> _DOCUMENT SEGMENT_:

-- Start --

Proactive Protection: Intellectual Property Audits

By: Matthew D. Kohel | 11.10.20 | Media

Intellectual property (IP) is among a company's most important assets. It defines a company's brand and gives it a competitive advantage in the market­place. Whatever goods or services your company may offer, protecting your intel­lectual property portfolio should be an important business goal. However, a com­pany cannot adequately protect and man­age its IP unless it knows what it owns and understands its value to the business. An intellectual property audit allows a com­pany to do just that.

An IP audit is a systematic review of a company's IP assets and an analysis of their strengths and weaknesses. The overarching goals of an IP audit are to determine what IP a company owns and to develop a strat­egy as to how it can be effectively used and managed. On a more particular level, exam­ples of the value provided by an IP audit include identifying underused processes and how they can contribute more to a compa­ny's bottom line, reviewing and updating standard operating procedures, compliance training for policies concerning the protec­tion of intellectual property, reviewing li­censes and contracts with third parties, or assessing the risk that you may be infring­ing another company's intellectual property rights. The implementation of better intel­lectual property controls is likely to affect other aspects of your business positively, such as by securing critical data and stream­lining internal patent application processes.

-- End --

> _GIVEN DATA_:

-- Start --

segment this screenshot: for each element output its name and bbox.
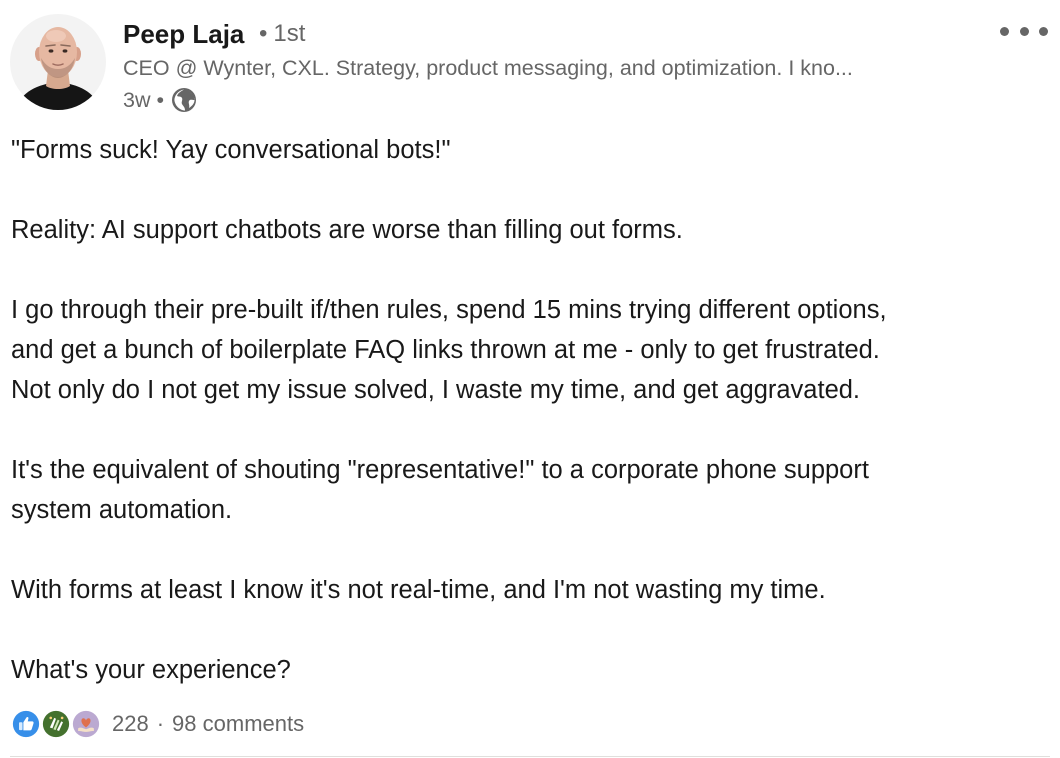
post-text: "Forms suck! Yay conversational bots!" Re… [11,130,1051,690]
post-text-line: It's the equivalent of shouting "represe… [11,456,869,484]
celebrate-icon [40,708,72,740]
connection-degree: • 1st [259,18,305,50]
divider [10,756,1050,757]
author-headline[interactable]: CEO @ Wynter, CXL. Strategy, product mes… [123,54,983,82]
post-paragraph: "Forms suck! Yay conversational bots!" [11,130,1051,170]
social-counts: 228 · 98 comments [10,706,304,742]
ellipsis-icon [1000,26,1009,36]
love-icon [70,708,102,740]
meta-separator: • [156,87,165,112]
post-text-line: I go through their pre-built if/then rul… [11,296,887,324]
ellipsis-dot [1019,26,1029,36]
post-time[interactable]: 3w [123,88,150,113]
post-text-line: What's your experience? [11,656,291,684]
post-paragraph: Reality: AI support chatbots are worse t… [11,210,1051,250]
post-meta: 3w • [123,86,197,114]
globe-icon [172,88,197,112]
like-icon [10,708,42,740]
profile-photo-icon [10,14,106,110]
post-paragraph: What's your experience? [11,650,1051,690]
post-text-line: system automation. [11,496,233,524]
reactions-button[interactable] [10,708,102,740]
more-options-button[interactable] [1000,16,1048,46]
author-name[interactable]: Peep Laja [123,18,244,50]
post-text-line: Reality: AI support chatbots are worse t… [11,216,683,244]
comments-count-link[interactable]: 98 comments [172,711,304,737]
ellipsis-dot [1039,26,1048,36]
post-paragraph: With forms at least I know it's not real… [11,570,1051,610]
degree-separator: • [259,20,268,47]
author-avatar[interactable] [10,14,106,110]
post-text-line: "Forms suck! Yay conversational bots!" [11,136,451,164]
post-text-line: With forms at least I know it's not real… [11,576,826,604]
post-paragraph: I go through their pre-built if/then rul… [11,290,1051,410]
post-paragraph: It's the equivalent of shouting "represe… [11,450,1051,530]
post-text-line: and get a bunch of boilerplate FAQ links… [11,336,880,364]
feed-post: Peep Laja • 1st CEO @ Wynter, CXL. Strate… [0,0,1060,758]
social-separator: · [156,711,165,736]
post-text-line: Not only do I not get my issue solved, I… [11,376,861,404]
degree-label: 1st [273,20,306,47]
reaction-count[interactable]: 228 [112,711,149,737]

-- End --

> _DIRECTIONS_: In the article on intellectual property audits, what are the two overarching goals of an IP audit?

> _REPLY TO THE TASK_: To determine what IP a company owns and to develop a strategy for how it can be effectively used and managed.